:: Material provided

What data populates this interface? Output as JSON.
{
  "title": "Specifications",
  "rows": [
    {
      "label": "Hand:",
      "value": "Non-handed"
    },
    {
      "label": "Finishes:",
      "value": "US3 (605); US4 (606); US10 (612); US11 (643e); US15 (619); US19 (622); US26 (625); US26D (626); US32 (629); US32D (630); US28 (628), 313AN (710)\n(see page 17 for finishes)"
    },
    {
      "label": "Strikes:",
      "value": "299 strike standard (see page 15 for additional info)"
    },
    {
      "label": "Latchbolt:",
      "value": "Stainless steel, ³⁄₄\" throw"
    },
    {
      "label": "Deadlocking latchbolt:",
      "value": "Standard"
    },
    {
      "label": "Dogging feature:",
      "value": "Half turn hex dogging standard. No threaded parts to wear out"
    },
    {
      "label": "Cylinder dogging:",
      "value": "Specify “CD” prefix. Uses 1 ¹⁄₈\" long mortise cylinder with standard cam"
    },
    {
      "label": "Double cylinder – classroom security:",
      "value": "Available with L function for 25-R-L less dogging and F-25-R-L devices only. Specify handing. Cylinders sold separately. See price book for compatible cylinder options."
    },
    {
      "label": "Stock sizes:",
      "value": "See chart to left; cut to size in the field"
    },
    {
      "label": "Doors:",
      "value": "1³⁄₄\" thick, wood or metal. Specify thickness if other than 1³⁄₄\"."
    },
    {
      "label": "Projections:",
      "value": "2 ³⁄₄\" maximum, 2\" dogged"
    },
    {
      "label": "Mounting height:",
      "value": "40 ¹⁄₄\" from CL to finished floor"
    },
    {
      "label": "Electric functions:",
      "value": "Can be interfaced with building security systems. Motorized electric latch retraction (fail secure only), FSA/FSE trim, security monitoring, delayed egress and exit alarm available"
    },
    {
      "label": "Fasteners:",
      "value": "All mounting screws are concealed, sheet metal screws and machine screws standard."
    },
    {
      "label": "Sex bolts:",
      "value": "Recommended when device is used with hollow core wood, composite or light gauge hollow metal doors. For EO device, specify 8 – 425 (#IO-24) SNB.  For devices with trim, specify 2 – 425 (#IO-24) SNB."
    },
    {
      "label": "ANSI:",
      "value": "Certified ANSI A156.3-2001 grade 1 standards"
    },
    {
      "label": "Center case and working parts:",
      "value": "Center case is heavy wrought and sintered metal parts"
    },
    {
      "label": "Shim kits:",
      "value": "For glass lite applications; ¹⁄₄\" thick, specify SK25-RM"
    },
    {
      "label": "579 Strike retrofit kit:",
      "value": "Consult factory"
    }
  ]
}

::::

» **What the task asks**
Work out how many lines of the data above hold the word "Center", and write only the count.

» **Answer to this exercise**
2